» Exercise instructions: For each line below that includes the word "panel", make a copy.

start Source data

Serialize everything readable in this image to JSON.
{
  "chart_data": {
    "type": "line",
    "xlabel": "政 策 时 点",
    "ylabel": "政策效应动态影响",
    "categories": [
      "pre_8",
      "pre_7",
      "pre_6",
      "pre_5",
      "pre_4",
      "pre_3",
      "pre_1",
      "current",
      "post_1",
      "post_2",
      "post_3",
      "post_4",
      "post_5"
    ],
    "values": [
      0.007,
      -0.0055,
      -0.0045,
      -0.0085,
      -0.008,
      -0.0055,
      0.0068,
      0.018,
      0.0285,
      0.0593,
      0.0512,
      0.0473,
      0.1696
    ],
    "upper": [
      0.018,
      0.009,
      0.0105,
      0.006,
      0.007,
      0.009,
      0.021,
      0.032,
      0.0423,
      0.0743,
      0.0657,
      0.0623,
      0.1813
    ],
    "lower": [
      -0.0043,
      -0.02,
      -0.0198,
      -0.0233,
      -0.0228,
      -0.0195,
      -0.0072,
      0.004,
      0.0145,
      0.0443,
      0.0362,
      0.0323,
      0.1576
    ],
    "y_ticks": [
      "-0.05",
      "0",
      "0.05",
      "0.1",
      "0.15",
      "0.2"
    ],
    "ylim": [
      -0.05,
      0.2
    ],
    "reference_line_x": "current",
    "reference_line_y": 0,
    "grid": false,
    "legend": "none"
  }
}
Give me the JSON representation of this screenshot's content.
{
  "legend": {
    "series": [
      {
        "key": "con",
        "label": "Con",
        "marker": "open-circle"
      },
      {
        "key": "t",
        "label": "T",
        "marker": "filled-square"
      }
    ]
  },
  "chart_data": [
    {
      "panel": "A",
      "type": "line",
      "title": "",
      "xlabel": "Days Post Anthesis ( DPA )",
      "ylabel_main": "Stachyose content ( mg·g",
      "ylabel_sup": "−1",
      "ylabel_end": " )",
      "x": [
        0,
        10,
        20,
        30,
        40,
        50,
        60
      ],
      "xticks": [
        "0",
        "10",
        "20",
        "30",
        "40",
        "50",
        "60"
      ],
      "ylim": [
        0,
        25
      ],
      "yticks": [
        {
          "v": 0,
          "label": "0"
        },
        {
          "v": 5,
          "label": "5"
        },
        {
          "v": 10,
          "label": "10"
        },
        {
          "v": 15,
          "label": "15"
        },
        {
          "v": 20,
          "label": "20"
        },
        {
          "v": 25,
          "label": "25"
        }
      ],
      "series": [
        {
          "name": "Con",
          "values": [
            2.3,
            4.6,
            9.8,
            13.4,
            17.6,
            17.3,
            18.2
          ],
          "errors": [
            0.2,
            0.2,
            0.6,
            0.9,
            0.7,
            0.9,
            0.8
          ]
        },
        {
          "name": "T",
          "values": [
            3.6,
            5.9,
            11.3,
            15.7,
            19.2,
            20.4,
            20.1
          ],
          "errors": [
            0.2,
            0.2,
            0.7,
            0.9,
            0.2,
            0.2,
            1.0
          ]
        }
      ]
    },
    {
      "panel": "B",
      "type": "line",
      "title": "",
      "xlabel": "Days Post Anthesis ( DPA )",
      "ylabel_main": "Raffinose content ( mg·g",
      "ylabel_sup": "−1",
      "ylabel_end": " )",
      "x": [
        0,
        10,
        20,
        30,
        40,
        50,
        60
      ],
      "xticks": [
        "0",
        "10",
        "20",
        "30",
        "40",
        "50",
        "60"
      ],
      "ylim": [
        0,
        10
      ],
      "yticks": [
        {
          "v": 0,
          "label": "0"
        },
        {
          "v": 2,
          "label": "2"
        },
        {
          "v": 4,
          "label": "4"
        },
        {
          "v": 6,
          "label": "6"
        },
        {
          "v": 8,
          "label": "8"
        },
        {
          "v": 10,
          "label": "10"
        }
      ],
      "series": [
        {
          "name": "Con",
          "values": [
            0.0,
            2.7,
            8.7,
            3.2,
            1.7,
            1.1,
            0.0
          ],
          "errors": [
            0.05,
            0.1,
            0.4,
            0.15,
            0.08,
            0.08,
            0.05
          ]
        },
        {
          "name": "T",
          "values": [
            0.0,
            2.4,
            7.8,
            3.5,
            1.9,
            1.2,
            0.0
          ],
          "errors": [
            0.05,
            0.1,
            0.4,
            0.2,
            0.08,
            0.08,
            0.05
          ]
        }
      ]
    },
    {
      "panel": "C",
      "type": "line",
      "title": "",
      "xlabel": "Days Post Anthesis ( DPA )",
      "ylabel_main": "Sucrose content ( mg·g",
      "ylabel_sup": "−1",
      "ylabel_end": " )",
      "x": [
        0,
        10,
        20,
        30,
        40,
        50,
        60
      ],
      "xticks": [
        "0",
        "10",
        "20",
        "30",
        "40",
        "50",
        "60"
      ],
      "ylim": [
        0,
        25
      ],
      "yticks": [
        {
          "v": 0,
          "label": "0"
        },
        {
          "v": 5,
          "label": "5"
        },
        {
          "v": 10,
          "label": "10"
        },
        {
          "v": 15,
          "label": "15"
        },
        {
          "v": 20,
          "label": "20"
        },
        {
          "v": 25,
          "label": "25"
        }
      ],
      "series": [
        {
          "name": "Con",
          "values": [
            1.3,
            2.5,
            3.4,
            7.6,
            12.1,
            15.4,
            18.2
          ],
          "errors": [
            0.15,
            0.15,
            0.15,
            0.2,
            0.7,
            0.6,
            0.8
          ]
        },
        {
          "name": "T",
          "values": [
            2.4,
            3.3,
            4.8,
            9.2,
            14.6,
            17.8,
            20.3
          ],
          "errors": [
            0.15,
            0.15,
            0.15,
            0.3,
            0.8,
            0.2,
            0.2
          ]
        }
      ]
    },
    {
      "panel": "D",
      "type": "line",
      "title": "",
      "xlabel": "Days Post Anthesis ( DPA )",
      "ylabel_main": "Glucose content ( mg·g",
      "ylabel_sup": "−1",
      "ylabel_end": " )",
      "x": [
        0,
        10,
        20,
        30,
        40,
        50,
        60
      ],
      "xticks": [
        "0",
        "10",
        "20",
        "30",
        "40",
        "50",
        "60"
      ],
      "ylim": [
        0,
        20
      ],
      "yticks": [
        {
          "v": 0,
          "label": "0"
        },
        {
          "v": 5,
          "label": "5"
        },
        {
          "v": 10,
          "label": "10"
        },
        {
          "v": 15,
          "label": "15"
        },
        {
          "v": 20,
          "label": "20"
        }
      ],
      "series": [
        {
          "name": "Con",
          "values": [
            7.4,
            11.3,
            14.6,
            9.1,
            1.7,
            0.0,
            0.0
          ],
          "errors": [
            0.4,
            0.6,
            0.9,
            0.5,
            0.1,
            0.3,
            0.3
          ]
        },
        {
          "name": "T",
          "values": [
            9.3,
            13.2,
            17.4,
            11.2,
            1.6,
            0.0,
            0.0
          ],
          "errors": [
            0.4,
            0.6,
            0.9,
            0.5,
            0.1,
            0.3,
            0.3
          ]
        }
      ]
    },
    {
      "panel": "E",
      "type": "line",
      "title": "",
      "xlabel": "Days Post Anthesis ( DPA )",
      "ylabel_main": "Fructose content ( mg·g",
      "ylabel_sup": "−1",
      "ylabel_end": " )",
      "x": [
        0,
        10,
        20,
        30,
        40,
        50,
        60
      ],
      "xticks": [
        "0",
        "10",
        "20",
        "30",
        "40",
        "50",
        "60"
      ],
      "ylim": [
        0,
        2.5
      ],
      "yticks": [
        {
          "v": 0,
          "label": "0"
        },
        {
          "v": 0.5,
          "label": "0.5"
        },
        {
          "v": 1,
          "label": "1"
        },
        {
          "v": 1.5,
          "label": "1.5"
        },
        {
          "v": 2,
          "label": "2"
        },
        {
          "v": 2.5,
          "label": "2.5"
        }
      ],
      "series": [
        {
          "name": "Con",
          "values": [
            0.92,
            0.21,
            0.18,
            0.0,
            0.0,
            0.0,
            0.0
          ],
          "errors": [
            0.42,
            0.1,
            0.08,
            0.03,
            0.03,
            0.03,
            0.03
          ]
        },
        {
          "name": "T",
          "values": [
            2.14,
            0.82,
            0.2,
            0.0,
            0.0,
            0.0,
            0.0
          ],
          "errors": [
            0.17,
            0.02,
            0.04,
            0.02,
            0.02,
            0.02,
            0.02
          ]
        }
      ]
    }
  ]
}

end Source data

» Solution to this task:
      "panel": "A",
      "panel": "B",
      "panel": "C",
      "panel": "D",
      "panel": "E",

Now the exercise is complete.